**PROBLEM TO WORK ON**
Copy every line of the listing below word for word, but leave out the pictures.

**RECORD EXTRACTS**
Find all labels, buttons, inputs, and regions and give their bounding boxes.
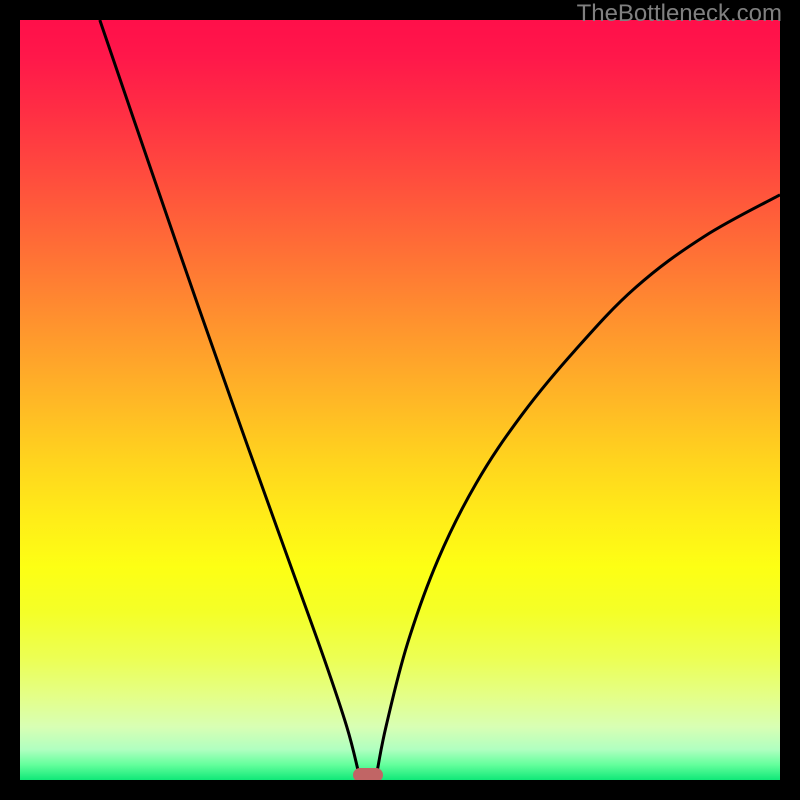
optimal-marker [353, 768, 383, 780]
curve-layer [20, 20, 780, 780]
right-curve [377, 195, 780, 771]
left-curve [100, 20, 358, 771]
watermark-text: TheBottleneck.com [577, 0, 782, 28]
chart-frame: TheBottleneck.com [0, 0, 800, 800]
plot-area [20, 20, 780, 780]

**SOLUTION**
Find all labels, buttons, inputs, and regions and give their bounding boxes.
optimal-marker [353, 768, 383, 780]
curve-layer [20, 20, 780, 780]
right-curve [377, 195, 780, 771]
left-curve [100, 20, 358, 771]
watermark-text: TheBottleneck.com [577, 0, 782, 28]
chart-frame: TheBottleneck.com [0, 0, 800, 800]
plot-area [20, 20, 780, 780]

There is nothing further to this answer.